--- DATA PROVIDED ---

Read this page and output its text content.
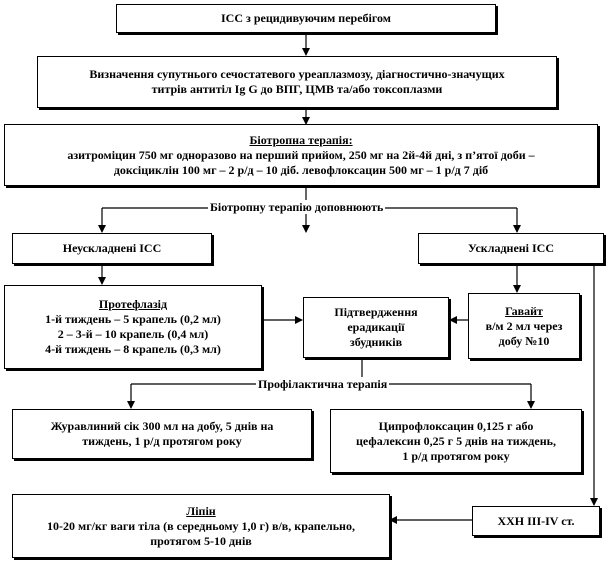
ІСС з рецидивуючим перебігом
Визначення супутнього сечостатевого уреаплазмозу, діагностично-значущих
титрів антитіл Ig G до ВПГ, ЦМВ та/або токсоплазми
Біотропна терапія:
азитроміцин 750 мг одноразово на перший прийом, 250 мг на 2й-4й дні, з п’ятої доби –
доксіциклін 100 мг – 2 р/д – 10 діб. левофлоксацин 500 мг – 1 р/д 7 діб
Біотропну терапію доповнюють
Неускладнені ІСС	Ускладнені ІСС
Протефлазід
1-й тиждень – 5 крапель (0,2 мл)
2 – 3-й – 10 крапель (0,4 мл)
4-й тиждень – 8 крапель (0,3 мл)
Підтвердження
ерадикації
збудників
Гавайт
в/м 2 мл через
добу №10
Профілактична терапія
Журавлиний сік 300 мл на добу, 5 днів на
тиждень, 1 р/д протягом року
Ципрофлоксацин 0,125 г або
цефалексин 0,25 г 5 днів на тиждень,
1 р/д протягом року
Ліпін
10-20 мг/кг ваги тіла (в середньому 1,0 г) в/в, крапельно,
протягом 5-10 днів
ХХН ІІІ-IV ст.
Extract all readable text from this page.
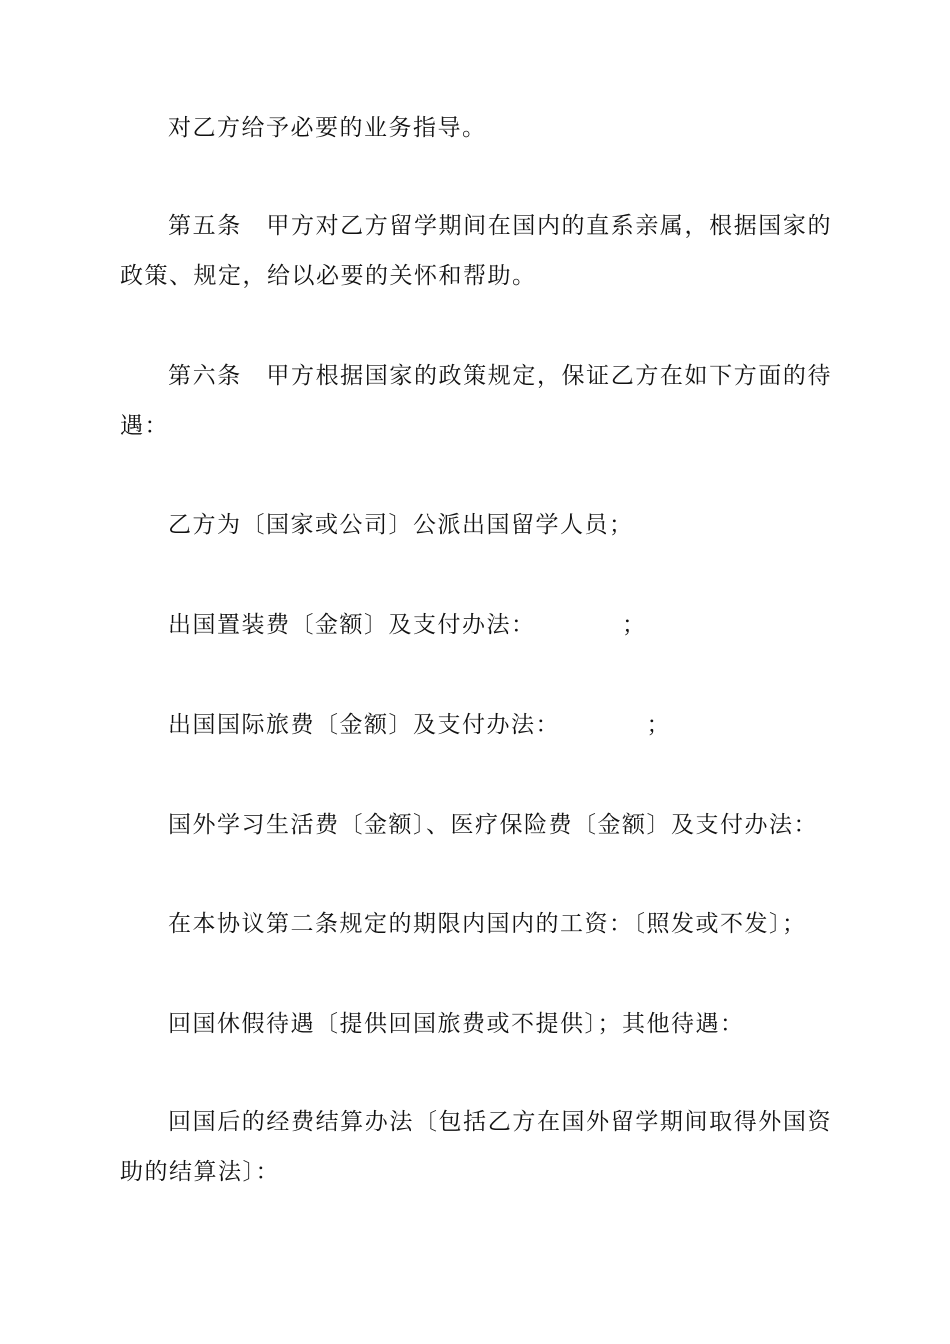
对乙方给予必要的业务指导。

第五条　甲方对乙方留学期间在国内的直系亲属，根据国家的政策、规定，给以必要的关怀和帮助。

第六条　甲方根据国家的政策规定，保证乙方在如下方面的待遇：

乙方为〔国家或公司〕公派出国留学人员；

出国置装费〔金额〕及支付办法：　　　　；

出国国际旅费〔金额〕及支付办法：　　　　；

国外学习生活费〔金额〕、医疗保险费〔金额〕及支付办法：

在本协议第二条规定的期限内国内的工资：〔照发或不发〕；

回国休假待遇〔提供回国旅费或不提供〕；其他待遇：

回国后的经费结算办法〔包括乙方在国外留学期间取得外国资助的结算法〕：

---

AIM
Pictures are not part of the copy. Extract exactly the lines from the line containing "Extract all readable text from this page." through the final line of the entries above, both included.

RESULT OF THE TASK
Extract all readable text from this page.
对乙方给予必要的业务指导。

第五条　甲方对乙方留学期间在国内的直系亲属，根据国家的政策、规定，给以必要的关怀和帮助。

第六条　甲方根据国家的政策规定，保证乙方在如下方面的待遇：

乙方为〔国家或公司〕公派出国留学人员；

出国置装费〔金额〕及支付办法：　　　　；

出国国际旅费〔金额〕及支付办法：　　　　；

国外学习生活费〔金额〕、医疗保险费〔金额〕及支付办法：

在本协议第二条规定的期限内国内的工资：〔照发或不发〕；

回国休假待遇〔提供回国旅费或不提供〕；其他待遇：

回国后的经费结算办法〔包括乙方在国外留学期间取得外国资助的结算法〕：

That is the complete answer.